Stated exercise: Rewrite the items from the start through the line with "chart-title-line: Alert Severity", swapping "screenshot" for "image" and changing nothing else. Leave the pictures out.
* * *
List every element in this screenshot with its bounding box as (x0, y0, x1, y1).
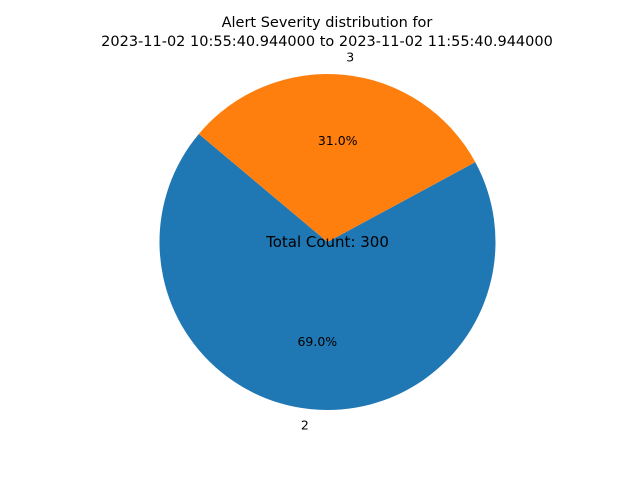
slice-percent-3: 31.0% (318, 133, 358, 148)
slice-label-3: 3 (346, 50, 354, 65)
chart-title: Alert Severity distribution for 2023-11-0… (101, 15, 553, 50)
pie-slices (159, 73, 496, 410)
chart-title-line: Alert Severity distribution for (222, 15, 433, 31)
chart-title-line: 2023-11-02 10:55:40.944000 to 2023-11-02… (101, 34, 553, 50)
slice-label-2: 2 (301, 417, 309, 432)
total-count-annotation: Total Count: 300 (265, 233, 389, 251)
slice-percent-2: 69.0% (297, 334, 337, 349)
slice-percent-labels: 69.0% 31.0% (297, 133, 357, 349)
pie-slice-3 (198, 73, 476, 242)
slice-category-labels: 23 (301, 50, 354, 433)
pie-slice-2 (159, 134, 496, 410)
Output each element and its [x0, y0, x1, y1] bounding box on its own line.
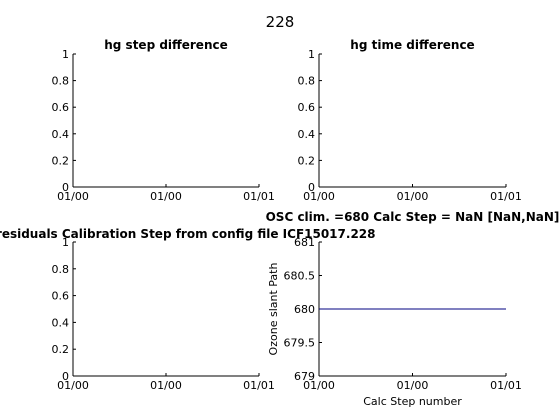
* * *
Answer to this task:
List every element in this image with its bounding box as (x0, y0, x1, y1).
slice-percent-3: 31.0% (318, 133, 358, 148)
slice-label-3: 3 (346, 50, 354, 65)
chart-title: Alert Severity distribution for 2023-11-0… (101, 15, 553, 50)
pie-slices (159, 73, 496, 410)
chart-title-line: Alert Severity distribution for (222, 15, 433, 31)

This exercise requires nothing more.